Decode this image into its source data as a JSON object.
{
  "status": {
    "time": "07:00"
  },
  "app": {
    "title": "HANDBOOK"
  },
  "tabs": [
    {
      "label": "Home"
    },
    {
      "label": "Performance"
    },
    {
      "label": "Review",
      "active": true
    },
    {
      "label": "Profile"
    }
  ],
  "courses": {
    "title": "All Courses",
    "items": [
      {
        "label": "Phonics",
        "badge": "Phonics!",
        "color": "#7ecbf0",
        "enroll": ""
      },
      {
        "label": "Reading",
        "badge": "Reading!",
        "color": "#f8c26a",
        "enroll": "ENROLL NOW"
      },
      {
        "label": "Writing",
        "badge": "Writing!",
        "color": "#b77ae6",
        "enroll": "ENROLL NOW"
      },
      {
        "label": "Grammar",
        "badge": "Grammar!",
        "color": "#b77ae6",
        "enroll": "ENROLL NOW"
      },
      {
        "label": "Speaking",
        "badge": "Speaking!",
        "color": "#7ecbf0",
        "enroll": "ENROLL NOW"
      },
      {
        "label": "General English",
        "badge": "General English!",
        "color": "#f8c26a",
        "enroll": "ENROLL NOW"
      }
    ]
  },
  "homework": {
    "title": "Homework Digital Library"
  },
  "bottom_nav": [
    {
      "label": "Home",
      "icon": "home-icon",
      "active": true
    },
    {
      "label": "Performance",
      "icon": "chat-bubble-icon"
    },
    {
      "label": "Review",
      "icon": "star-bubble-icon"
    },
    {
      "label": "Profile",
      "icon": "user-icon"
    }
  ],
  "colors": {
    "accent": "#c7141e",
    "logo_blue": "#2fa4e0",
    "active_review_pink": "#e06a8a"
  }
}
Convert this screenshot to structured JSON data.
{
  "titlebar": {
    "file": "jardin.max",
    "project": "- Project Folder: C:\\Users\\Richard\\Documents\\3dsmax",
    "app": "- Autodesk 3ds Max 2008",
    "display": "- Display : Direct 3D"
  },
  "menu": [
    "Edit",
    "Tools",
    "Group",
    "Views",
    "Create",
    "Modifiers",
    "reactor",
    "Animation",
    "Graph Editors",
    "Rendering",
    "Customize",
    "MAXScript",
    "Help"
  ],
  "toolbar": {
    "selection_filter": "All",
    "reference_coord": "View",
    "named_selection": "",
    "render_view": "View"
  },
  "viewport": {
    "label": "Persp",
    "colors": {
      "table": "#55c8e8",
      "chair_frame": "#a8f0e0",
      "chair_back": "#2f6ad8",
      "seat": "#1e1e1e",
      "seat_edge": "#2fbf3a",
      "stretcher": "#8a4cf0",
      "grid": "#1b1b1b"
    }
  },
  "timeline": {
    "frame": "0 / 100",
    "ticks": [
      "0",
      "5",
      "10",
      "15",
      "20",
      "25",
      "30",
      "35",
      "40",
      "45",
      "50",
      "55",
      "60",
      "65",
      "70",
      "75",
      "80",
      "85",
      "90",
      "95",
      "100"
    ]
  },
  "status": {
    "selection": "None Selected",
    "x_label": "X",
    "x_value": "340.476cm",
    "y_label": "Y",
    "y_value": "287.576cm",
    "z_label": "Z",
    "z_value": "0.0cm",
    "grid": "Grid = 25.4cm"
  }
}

================================

**Directive**: Begin with the line that contains "Convert this screenshot" and end with the last line of the records; set down every line in that span exactly, and nothing else.

**Answer below**:
Convert this screenshot to structured JSON data.
{
  "titlebar": {
    "file": "jardin.max",
    "project": "- Project Folder: C:\\Users\\Richard\\Documents\\3dsmax",
    "app": "- Autodesk 3ds Max 2008",
    "display": "- Display : Direct 3D"
  },
  "menu": [
    "Edit",
    "Tools",
    "Group",
    "Views",
    "Create",
    "Modifiers",
    "reactor",
    "Animation",
    "Graph Editors",
    "Rendering",
    "Customize",
    "MAXScript",
    "Help"
  ],
  "toolbar": {
    "selection_filter": "All",
    "reference_coord": "View",
    "named_selection": "",
    "render_view": "View"
  },
  "viewport": {
    "label": "Persp",
    "colors": {
      "table": "#55c8e8",
      "chair_frame": "#a8f0e0",
      "chair_back": "#2f6ad8",
      "seat": "#1e1e1e",
      "seat_edge": "#2fbf3a",
      "stretcher": "#8a4cf0",
      "grid": "#1b1b1b"
    }
  },
  "timeline": {
    "frame": "0 / 100",
    "ticks": [
      "0",
      "5",
      "10",
      "15",
      "20",
      "25",
      "30",
      "35",
      "40",
      "45",
      "50",
      "55",
      "60",
      "65",
      "70",
      "75",
      "80",
      "85",
      "90",
      "95",
      "100"
    ]
  },
  "status": {
    "selection": "None Selected",
    "x_label": "X",
    "x_value": "340.476cm",
    "y_label": "Y",
    "y_value": "287.576cm",
    "z_label": "Z",
    "z_value": "0.0cm",
    "grid": "Grid = 25.4cm"
  }
}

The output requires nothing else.